» EXERCISE: Write the material out again in full, exactly.

☆ ☆ ☆ ☆ ☆

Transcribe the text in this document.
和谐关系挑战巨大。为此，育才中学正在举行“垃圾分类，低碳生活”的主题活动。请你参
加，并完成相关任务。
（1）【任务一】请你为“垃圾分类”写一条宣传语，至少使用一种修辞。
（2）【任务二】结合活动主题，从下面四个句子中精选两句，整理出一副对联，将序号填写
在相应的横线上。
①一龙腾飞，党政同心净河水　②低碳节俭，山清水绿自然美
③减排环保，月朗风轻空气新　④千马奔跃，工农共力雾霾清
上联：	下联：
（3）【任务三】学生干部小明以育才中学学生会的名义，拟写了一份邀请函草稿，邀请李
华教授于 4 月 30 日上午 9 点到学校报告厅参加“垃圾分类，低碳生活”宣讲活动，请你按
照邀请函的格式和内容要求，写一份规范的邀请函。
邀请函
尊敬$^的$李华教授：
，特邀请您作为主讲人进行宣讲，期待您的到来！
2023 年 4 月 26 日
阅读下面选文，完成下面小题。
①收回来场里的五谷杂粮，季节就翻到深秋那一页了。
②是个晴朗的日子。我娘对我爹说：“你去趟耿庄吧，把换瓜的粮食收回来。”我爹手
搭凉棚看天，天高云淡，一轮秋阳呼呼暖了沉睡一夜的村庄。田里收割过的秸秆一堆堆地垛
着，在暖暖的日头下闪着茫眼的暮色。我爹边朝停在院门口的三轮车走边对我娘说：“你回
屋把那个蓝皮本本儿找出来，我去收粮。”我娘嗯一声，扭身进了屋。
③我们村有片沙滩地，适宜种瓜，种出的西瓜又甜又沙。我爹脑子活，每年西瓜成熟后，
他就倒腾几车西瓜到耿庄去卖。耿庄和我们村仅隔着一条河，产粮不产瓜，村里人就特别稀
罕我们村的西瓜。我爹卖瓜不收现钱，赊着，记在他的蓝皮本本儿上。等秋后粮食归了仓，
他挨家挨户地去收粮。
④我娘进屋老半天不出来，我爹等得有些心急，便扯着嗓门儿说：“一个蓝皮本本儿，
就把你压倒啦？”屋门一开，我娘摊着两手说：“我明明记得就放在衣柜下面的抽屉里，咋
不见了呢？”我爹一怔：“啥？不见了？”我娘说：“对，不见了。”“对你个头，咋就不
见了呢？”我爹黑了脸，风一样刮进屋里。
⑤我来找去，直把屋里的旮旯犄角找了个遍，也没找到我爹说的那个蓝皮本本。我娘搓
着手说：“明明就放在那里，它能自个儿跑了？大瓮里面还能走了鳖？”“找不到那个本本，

☆ ☆ ☆ ☆ ☆

» TASK ANSWER:
Transcribe the text in this document.
和谐关系挑战巨大。为此，育才中学正在举行“垃圾分类，低碳生活”的主题活动。请你参
加，并完成相关任务。
（1）【任务一】请你为“垃圾分类”写一条宣传语，至少使用一种修辞。
（2）【任务二】结合活动主题，从下面四个句子中精选两句，整理出一副对联，将序号填写
在相应的横线上。
①一龙腾飞，党政同心净河水　②低碳节俭，山清水绿自然美
③减排环保，月朗风轻空气新　④千马奔跃，工农共力雾霾清
上联：	下联：
（3）【任务三】学生干部小明以育才中学学生会的名义，拟写了一份邀请函草稿，邀请李
华教授于 4 月 30 日上午 9 点到学校报告厅参加“垃圾分类，低碳生活”宣讲活动，请你按
照邀请函的格式和内容要求，写一份规范的邀请函。
邀请函
尊敬$^的$李华教授：
，特邀请您作为主讲人进行宣讲，期待您的到来！
2023 年 4 月 26 日
阅读下面选文，完成下面小题。
①收回来场里的五谷杂粮，季节就翻到深秋那一页了。
②是个晴朗的日子。我娘对我爹说：“你去趟耿庄吧，把换瓜的粮食收回来。”我爹手
搭凉棚看天，天高云淡，一轮秋阳呼呼暖了沉睡一夜的村庄。田里收割过的秸秆一堆堆地垛
着，在暖暖的日头下闪着茫眼的暮色。我爹边朝停在院门口的三轮车走边对我娘说：“你回
屋把那个蓝皮本本儿找出来，我去收粮。”我娘嗯一声，扭身进了屋。
③我们村有片沙滩地，适宜种瓜，种出的西瓜又甜又沙。我爹脑子活，每年西瓜成熟后，
他就倒腾几车西瓜到耿庄去卖。耿庄和我们村仅隔着一条河，产粮不产瓜，村里人就特别稀
罕我们村的西瓜。我爹卖瓜不收现钱，赊着，记在他的蓝皮本本儿上。等秋后粮食归了仓，
他挨家挨户地去收粮。
④我娘进屋老半天不出来，我爹等得有些心急，便扯着嗓门儿说：“一个蓝皮本本儿，
就把你压倒啦？”屋门一开，我娘摊着两手说：“我明明记得就放在衣柜下面的抽屉里，咋
不见了呢？”我爹一怔：“啥？不见了？”我娘说：“对，不见了。”“对你个头，咋就不
见了呢？”我爹黑了脸，风一样刮进屋里。
⑤我来找去，直把屋里的旮旯犄角找了个遍，也没找到我爹说的那个蓝皮本本。我娘搓
着手说：“明明就放在那里，它能自个儿跑了？大瓮里面还能走了鳖？”“找不到那个本本，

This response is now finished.